_Set task_:
Pull out every line from the one containing "owner-name: 吴泽欣 <box>451 273 472 281</box>" down through the one containing "owner-chip[interactable]: ♙ 吴泽欣", both included, and reproduce each one unchanged.

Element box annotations

--- begin ---

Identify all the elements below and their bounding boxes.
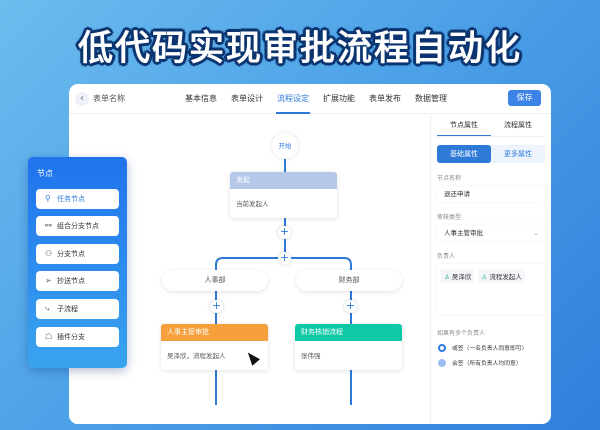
owner-name: 吴泽欣 <box>451 273 472 281</box>
node-title: 财务核销流程 <box>295 324 402 341</box>
palette-item-subflow[interactable]: ⤷ 子流程 <box>36 299 119 319</box>
radio-unselected-icon <box>438 358 446 367</box>
add-node-plus-icon[interactable]: + <box>278 225 291 239</box>
owner-field[interactable]: ♙ 吴泽欣 ♙ 流程发起人 <box>437 264 545 314</box>
palette-item-label: 子流程 <box>57 305 78 313</box>
branch-finance[interactable]: 财务部 <box>296 270 402 291</box>
approval-type-select[interactable]: 人事主管审批 ⌄ <box>437 225 545 241</box>
banner-title: 低代码实现审批流程自动化 <box>77 29 522 69</box>
multi-owner-label: 如果有多个负责人 <box>437 330 486 337</box>
owner-chip[interactable]: ♙ 吴泽欣 <box>441 269 475 283</box>
tab-basic-info[interactable]: 基本信息 <box>185 94 217 103</box>
add-node-plus-icon[interactable]: + <box>344 299 357 313</box>
palette-item-task[interactable]: ⚲ 任务节点 <box>36 189 119 209</box>
add-node-plus-icon[interactable]: + <box>210 299 223 313</box>
palette-item-label: 组合分支节点 <box>57 222 99 230</box>
tab-extensions[interactable]: 扩展功能 <box>323 94 355 103</box>
add-branch-plus-icon[interactable]: + <box>278 251 291 265</box>
node-name-input[interactable]: 退还申请 <box>437 186 545 202</box>
branch-user-icon: ⚯ <box>45 221 52 230</box>
start-node[interactable]: 开始 <box>272 133 298 159</box>
finance-node[interactable]: 财务核销流程 张伟强 <box>295 324 402 370</box>
owner-name: 流程发起人 <box>489 273 522 281</box>
palette-item-combined-branch[interactable]: ⚯ 组合分支节点 <box>36 216 119 236</box>
pin-icon: ⚲ <box>45 194 51 203</box>
palette-title: 节点 <box>37 169 53 178</box>
palette-item-label: 任务节点 <box>57 195 85 203</box>
segment-basic[interactable]: 基础属性 <box>437 145 491 163</box>
node-palette: 节点 ⚲ 任务节点 ⚯ 组合分支节点 ⚇ 分支节点 ➢ 抄送节点 ⤷ 子流程 ☖ 插件分支 <box>28 157 127 368</box>
tab-flow-settings[interactable]: 流程设定 <box>276 84 310 114</box>
app-window: ‹ 表单名称 基本信息 表单设计 流程设定 扩展功能 表单发布 数据管理 保存 … <box>69 84 551 424</box>
palette-item-label: 抄送节点 <box>57 277 85 285</box>
segment-more[interactable]: 更多属性 <box>504 150 532 158</box>
owner-label: 负责人 <box>437 253 456 260</box>
puzzle-icon: ☖ <box>45 332 53 341</box>
approval-type-label: 审核类型 <box>437 214 462 221</box>
flow-canvas[interactable]: 开始 发起 当前发起人 + + 人事部 财务部 + + 人事主管审批 吴泽欣，流… <box>69 115 430 424</box>
tab-form-design[interactable]: 表单设计 <box>231 94 263 103</box>
initiate-node[interactable]: 发起 当前发起人 <box>230 172 337 218</box>
approval-type-value: 人事主管审批 <box>444 229 483 237</box>
save-button[interactable]: 保存 <box>508 90 541 106</box>
palette-item-plugin-branch[interactable]: ☖ 插件分支 <box>36 327 119 347</box>
header: ‹ 表单名称 基本信息 表单设计 流程设定 扩展功能 表单发布 数据管理 保存 <box>69 84 551 114</box>
tab-node-props[interactable]: 节点属性 <box>437 115 491 136</box>
radio-or-sign[interactable]: 或签（一名负责人同意即可） <box>438 343 544 352</box>
node-body: 当前发起人 <box>236 200 269 208</box>
user-icon: ⚇ <box>45 249 53 258</box>
node-body: 张伟强 <box>301 352 321 360</box>
node-body: 吴泽欣，流程发起人 <box>167 352 226 360</box>
palette-item-cc[interactable]: ➢ 抄送节点 <box>36 271 119 291</box>
form-name: 表单名称 <box>93 94 125 103</box>
properties-panel: 节点属性 流程属性 基础属性 更多属性 节点名称 退还申请 审核类型 人事主管审… <box>430 115 551 424</box>
radio-and-sign[interactable]: 会签（所有负责人均同意） <box>438 358 544 367</box>
palette-item-branch[interactable]: ⚇ 分支节点 <box>36 244 119 264</box>
hr-approval-node[interactable]: 人事主管审批 吴泽欣，流程发起人 <box>161 324 268 370</box>
tab-flow-props[interactable]: 流程属性 <box>504 121 532 129</box>
node-title: 人事主管审批 <box>161 324 268 341</box>
branch-hr[interactable]: 人事部 <box>162 270 268 291</box>
subflow-icon: ⤷ <box>45 304 50 313</box>
user-icon: ♙ <box>481 273 488 281</box>
radio-selected-icon <box>438 343 446 352</box>
node-name-label: 节点名称 <box>437 175 462 182</box>
back-chevron-icon[interactable]: ‹ <box>75 92 89 106</box>
chevron-down-icon: ⌄ <box>533 229 539 237</box>
radio-label: 会签（所有负责人均同意） <box>452 361 522 367</box>
tab-data-management[interactable]: 数据管理 <box>415 94 447 103</box>
tab-form-publish[interactable]: 表单发布 <box>369 94 401 103</box>
node-title: 发起 <box>230 172 337 189</box>
user-icon: ♙ <box>444 273 450 281</box>
send-icon: ➢ <box>45 276 52 285</box>
radio-label: 或签（一名负责人同意即可） <box>452 346 528 352</box>
palette-item-label: 插件分支 <box>57 333 85 341</box>
owner-chip[interactable]: ♙ 流程发起人 <box>478 269 525 283</box>
palette-item-label: 分支节点 <box>57 250 85 258</box>
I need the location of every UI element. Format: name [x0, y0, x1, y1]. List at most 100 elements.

--- end ---

_The reply_:
owner-name: 吴泽欣 <box>451 273 472 281</box>
node-title: 财务核销流程 <box>295 324 402 341</box>
palette-item-subflow[interactable]: ⤷ 子流程 <box>36 299 119 319</box>
radio-unselected-icon <box>438 358 446 367</box>
add-node-plus-icon[interactable]: + <box>278 225 291 239</box>
owner-field[interactable]: ♙ 吴泽欣 ♙ 流程发起人 <box>437 264 545 314</box>
palette-item-label: 子流程 <box>57 305 78 313</box>
branch-finance[interactable]: 财务部 <box>296 270 402 291</box>
approval-type-select[interactable]: 人事主管审批 ⌄ <box>437 225 545 241</box>
banner-title: 低代码实现审批流程自动化 <box>77 29 522 69</box>
multi-owner-label: 如果有多个负责人 <box>437 330 486 337</box>
owner-chip[interactable]: ♙ 吴泽欣 <box>441 269 475 283</box>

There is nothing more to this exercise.